### DATA LISTING ###
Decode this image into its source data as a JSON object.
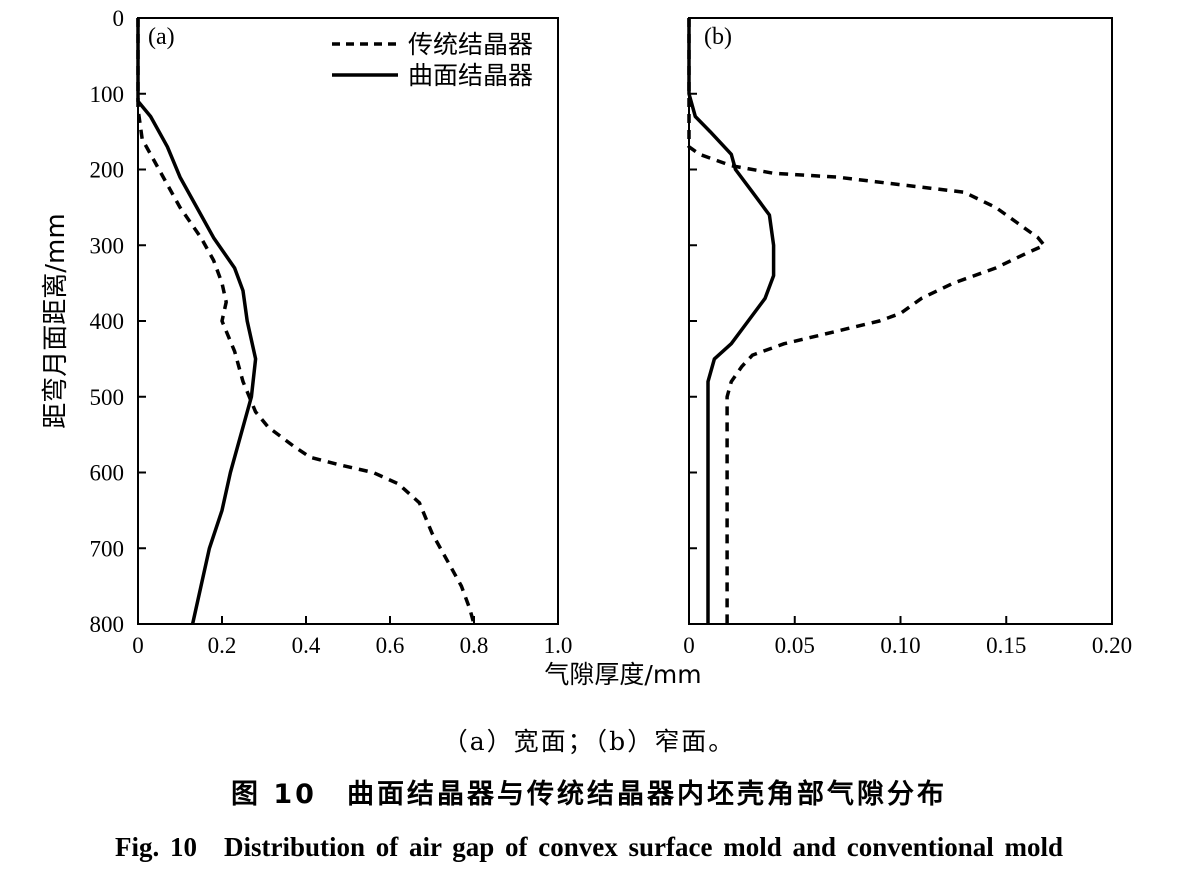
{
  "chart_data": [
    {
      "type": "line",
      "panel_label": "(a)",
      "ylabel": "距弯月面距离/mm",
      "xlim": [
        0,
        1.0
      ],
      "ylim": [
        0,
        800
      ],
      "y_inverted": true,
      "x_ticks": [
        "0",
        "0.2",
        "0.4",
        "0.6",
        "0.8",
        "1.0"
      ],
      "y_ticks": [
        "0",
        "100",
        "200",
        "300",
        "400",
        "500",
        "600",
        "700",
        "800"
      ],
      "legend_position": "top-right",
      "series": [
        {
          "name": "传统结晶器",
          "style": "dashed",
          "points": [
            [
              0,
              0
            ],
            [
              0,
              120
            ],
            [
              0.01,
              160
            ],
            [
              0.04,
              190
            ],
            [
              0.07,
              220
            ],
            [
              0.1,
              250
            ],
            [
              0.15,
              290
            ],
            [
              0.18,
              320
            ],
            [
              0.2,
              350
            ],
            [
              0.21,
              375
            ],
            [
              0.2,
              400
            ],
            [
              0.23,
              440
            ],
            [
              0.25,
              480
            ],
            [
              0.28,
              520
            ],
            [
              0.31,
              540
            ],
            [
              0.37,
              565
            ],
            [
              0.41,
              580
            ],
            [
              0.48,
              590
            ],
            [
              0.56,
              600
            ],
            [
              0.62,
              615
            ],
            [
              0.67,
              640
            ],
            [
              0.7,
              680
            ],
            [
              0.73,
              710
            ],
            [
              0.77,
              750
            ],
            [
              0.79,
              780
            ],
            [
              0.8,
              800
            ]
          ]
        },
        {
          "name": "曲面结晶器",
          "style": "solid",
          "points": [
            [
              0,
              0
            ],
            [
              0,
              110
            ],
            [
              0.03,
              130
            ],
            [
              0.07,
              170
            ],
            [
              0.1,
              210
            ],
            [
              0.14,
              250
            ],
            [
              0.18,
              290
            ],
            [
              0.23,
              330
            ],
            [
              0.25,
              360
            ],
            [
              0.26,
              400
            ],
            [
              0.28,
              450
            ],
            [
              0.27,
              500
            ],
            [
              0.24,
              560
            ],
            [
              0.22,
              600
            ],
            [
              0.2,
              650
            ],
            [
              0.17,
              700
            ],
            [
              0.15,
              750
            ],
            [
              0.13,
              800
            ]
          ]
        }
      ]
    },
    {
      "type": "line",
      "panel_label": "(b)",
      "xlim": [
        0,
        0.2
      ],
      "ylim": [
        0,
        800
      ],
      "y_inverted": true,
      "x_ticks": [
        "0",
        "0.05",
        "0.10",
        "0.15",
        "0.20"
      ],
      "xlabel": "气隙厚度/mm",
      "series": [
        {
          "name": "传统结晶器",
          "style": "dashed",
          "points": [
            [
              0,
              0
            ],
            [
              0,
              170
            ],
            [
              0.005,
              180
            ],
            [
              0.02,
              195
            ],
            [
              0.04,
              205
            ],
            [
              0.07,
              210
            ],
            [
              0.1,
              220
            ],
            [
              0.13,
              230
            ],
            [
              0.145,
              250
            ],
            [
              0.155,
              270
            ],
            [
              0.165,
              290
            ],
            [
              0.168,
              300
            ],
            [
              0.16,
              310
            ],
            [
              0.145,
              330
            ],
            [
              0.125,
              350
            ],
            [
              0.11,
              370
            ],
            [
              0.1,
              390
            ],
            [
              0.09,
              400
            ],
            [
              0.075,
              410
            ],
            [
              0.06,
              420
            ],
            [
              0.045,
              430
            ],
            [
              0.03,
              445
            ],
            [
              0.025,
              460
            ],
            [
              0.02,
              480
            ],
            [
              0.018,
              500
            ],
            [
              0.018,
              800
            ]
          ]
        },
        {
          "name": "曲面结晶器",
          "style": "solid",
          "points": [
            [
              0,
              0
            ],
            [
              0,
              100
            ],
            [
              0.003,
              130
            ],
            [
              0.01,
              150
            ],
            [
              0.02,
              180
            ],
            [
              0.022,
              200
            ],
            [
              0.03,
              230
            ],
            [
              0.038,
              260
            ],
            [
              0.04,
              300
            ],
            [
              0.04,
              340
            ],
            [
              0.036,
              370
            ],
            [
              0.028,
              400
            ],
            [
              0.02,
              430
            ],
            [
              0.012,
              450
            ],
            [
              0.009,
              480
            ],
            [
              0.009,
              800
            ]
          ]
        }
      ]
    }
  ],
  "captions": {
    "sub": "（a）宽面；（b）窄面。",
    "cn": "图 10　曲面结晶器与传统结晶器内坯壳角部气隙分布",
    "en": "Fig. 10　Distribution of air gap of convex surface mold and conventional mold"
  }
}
###
### DATA LISTING ###
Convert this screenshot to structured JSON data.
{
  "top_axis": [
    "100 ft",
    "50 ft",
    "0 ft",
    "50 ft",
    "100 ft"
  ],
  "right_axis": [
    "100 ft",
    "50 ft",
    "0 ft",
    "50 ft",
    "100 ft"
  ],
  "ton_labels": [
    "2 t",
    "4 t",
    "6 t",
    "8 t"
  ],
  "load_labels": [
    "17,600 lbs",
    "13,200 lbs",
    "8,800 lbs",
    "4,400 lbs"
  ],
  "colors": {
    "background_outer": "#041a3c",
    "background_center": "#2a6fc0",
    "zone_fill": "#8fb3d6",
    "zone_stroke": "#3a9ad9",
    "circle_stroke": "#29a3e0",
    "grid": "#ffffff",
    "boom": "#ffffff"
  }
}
###
## WORK TO COMPLETE
Every line of the records that includes the word "this" should be gathered.

## TASK ANSWER
Decode this image into its source data as a JSON object.
Convert this screenshot to structured JSON data.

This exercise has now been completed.